Objective:
Faithfully return all lines, omitting every embedded picture.

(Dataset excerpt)
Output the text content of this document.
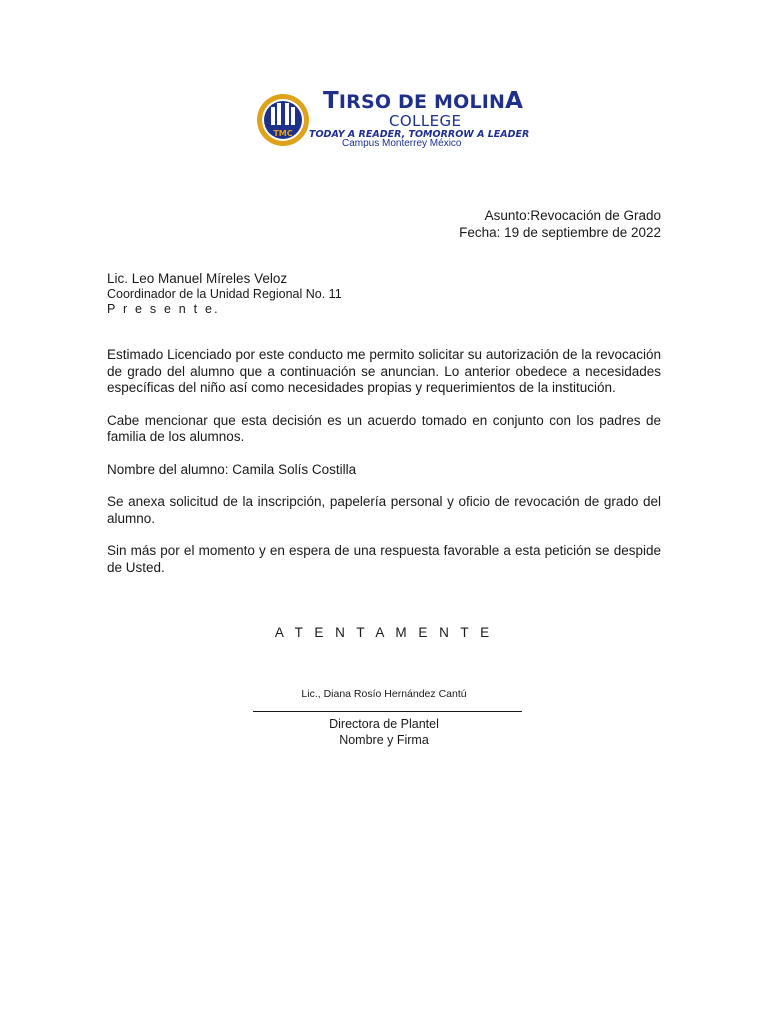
TMC
TIRSO DE MOLINA
COLLEGE
TODAY A READER, TOMORROW A LEADER
Campus Monterrey México
Asunto:Revocación de Grado
Fecha: 19 de septiembre de 2022
Lic. Leo Manuel Míreles Veloz
Coordinador de la Unidad Regional No. 11
P r e s e n t e.

Estimado Licenciado por este conducto me permito solicitar su autorización de la revocación de grado del alumno que a continuación se anuncian. Lo anterior obedece a necesidades específicas del niño así como necesidades propias y requerimientos de la institución.

Cabe mencionar que esta decisión es un acuerdo tomado en conjunto con los padres de familia de los alumnos.

Nombre del alumno: Camila Solís Costilla

Se anexa solicitud de la inscripción, papelería personal y oficio de revocación de grado del alumno.

Sin más por el momento y en espera de una respuesta favorable a esta petición se despide de Usted.

A T E N T A M E N T E
Lic., Diana Rosío Hernández Cantú
Directora de Plantel
Nombre y Firma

The solution:
Output the text content of this document.
TMC
TIRSO DE MOLINA
COLLEGE
TODAY A READER, TOMORROW A LEADER
Campus Monterrey México
Asunto:Revocación de Grado
Fecha: 19 de septiembre de 2022
Lic. Leo Manuel Míreles Veloz
Coordinador de la Unidad Regional No. 11
P r e s e n t e.

Estimado Licenciado por este conducto me permito solicitar su autorización de la revocación de grado del alumno que a continuación se anuncian. Lo anterior obedece a necesidades específicas del niño así como necesidades propias y requerimientos de la institución.

Cabe mencionar que esta decisión es un acuerdo tomado en conjunto con los padres de familia de los alumnos.

Nombre del alumno: Camila Solís Costilla

Se anexa solicitud de la inscripción, papelería personal y oficio de revocación de grado del alumno.

Sin más por el momento y en espera de una respuesta favorable a esta petición se despide de Usted.

A T E N T A M E N T E
Lic., Diana Rosío Hernández Cantú
Directora de Plantel
Nombre y Firma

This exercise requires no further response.